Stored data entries
####

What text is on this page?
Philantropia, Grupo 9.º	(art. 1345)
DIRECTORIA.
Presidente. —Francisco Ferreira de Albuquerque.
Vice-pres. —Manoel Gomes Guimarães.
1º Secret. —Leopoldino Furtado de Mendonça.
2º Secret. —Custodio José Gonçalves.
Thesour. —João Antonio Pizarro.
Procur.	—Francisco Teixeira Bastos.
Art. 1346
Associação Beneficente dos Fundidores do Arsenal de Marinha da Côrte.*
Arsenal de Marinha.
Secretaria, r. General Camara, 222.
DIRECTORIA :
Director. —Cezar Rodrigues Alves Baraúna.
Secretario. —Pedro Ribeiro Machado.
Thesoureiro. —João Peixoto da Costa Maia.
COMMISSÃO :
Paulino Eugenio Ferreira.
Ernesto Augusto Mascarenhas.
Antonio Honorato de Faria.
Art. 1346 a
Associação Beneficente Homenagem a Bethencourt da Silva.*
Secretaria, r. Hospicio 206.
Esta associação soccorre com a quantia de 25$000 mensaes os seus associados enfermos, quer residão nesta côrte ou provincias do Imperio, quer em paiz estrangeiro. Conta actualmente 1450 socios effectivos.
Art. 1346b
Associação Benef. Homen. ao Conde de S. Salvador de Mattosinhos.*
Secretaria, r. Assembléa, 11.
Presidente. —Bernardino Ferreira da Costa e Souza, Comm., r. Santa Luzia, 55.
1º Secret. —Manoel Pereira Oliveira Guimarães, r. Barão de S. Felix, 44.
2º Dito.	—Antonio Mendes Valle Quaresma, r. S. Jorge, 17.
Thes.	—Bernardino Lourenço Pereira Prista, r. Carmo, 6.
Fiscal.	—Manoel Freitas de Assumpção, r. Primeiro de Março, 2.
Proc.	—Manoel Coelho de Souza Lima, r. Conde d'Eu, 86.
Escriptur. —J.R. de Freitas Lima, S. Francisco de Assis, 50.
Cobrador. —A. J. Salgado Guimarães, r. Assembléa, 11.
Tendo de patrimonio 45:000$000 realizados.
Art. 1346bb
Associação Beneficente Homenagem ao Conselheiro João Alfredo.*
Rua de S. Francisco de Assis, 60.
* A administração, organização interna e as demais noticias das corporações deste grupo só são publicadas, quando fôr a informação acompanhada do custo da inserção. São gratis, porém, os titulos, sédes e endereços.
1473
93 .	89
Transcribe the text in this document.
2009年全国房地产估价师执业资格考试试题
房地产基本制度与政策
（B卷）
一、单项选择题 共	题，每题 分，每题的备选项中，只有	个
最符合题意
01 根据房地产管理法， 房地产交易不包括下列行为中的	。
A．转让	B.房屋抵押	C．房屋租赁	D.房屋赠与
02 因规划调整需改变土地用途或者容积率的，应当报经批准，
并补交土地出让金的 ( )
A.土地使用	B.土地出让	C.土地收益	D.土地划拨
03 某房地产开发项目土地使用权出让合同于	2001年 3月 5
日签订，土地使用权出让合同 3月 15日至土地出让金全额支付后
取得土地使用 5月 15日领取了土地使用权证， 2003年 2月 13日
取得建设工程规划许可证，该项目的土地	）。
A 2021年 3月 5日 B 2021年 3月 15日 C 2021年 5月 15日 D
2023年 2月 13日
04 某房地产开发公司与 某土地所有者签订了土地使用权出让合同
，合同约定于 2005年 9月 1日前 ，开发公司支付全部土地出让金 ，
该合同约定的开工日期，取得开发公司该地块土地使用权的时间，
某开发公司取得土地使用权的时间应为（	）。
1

####

DIRECTIONS: Find the lines with the string "Arsenal" and reproduce them.

FULL SOLUTION:
Associação Beneficente dos Fundidores do Arsenal de Marinha da Côrte.*
Arsenal de Marinha.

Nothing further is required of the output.